■ **What to do**
Extract each line of the material that follows exactly and omit its pictures.

■ **Exercise material**

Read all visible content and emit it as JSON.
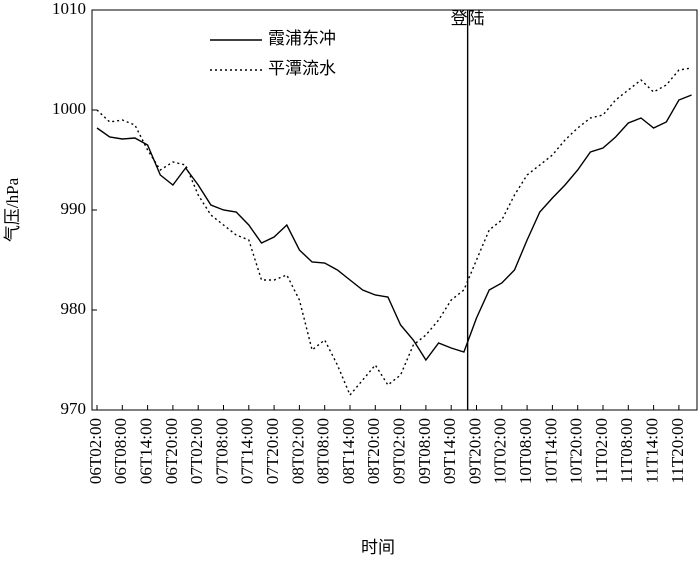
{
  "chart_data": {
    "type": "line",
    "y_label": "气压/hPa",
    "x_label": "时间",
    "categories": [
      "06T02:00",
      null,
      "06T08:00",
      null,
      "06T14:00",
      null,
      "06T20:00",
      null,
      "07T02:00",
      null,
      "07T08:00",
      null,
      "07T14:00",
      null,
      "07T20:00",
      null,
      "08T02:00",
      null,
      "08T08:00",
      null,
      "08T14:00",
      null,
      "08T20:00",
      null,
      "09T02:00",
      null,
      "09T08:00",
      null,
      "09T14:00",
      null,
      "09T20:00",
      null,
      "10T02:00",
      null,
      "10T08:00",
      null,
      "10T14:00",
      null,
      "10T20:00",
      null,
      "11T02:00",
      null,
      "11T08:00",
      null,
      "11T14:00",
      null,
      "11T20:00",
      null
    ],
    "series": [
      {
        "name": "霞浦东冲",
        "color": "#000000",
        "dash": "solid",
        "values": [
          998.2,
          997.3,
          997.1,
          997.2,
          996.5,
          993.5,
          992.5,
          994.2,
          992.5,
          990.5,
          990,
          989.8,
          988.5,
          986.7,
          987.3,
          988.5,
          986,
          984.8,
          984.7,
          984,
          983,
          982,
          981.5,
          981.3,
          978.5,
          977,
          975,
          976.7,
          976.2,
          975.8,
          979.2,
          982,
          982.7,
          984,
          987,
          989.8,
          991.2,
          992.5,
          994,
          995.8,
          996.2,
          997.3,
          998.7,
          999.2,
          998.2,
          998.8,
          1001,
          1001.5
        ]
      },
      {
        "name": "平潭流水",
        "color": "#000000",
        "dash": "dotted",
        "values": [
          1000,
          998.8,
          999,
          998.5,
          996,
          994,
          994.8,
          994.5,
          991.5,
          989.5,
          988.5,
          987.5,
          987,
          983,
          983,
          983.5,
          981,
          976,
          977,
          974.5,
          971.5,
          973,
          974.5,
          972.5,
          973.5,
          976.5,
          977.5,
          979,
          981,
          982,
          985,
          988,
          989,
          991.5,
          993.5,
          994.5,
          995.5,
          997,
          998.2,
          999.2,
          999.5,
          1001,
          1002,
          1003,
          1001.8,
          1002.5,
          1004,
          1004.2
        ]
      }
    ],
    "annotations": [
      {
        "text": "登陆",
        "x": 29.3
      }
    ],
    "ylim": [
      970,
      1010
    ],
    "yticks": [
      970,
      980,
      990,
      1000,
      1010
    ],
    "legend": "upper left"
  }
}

■ **Result of the task**
Read all visible content and emit it as JSON.
{
  "chart_data": {
    "type": "line",
    "y_label": "气压/hPa",
    "x_label": "时间",
    "categories": [
      "06T02:00",
      null,
      "06T08:00",
      null,
      "06T14:00",
      null,
      "06T20:00",
      null,
      "07T02:00",
      null,
      "07T08:00",
      null,
      "07T14:00",
      null,
      "07T20:00",
      null,
      "08T02:00",
      null,
      "08T08:00",
      null,
      "08T14:00",
      null,
      "08T20:00",
      null,
      "09T02:00",
      null,
      "09T08:00",
      null,
      "09T14:00",
      null,
      "09T20:00",
      null,
      "10T02:00",
      null,
      "10T08:00",
      null,
      "10T14:00",
      null,
      "10T20:00",
      null,
      "11T02:00",
      null,
      "11T08:00",
      null,
      "11T14:00",
      null,
      "11T20:00",
      null
    ],
    "series": [
      {
        "name": "霞浦东冲",
        "color": "#000000",
        "dash": "solid",
        "values": [
          998.2,
          997.3,
          997.1,
          997.2,
          996.5,
          993.5,
          992.5,
          994.2,
          992.5,
          990.5,
          990,
          989.8,
          988.5,
          986.7,
          987.3,
          988.5,
          986,
          984.8,
          984.7,
          984,
          983,
          982,
          981.5,
          981.3,
          978.5,
          977,
          975,
          976.7,
          976.2,
          975.8,
          979.2,
          982,
          982.7,
          984,
          987,
          989.8,
          991.2,
          992.5,
          994,
          995.8,
          996.2,
          997.3,
          998.7,
          999.2,
          998.2,
          998.8,
          1001,
          1001.5
        ]
      },
      {
        "name": "平潭流水",
        "color": "#000000",
        "dash": "dotted",
        "values": [
          1000,
          998.8,
          999,
          998.5,
          996,
          994,
          994.8,
          994.5,
          991.5,
          989.5,
          988.5,
          987.5,
          987,
          983,
          983,
          983.5,
          981,
          976,
          977,
          974.5,
          971.5,
          973,
          974.5,
          972.5,
          973.5,
          976.5,
          977.5,
          979,
          981,
          982,
          985,
          988,
          989,
          991.5,
          993.5,
          994.5,
          995.5,
          997,
          998.2,
          999.2,
          999.5,
          1001,
          1002,
          1003,
          1001.8,
          1002.5,
          1004,
          1004.2
        ]
      }
    ],
    "annotations": [
      {
        "text": "登陆",
        "x": 29.3
      }
    ],
    "ylim": [
      970,
      1010
    ],
    "yticks": [
      970,
      980,
      990,
      1000,
      1010
    ],
    "legend": "upper left"
  }
}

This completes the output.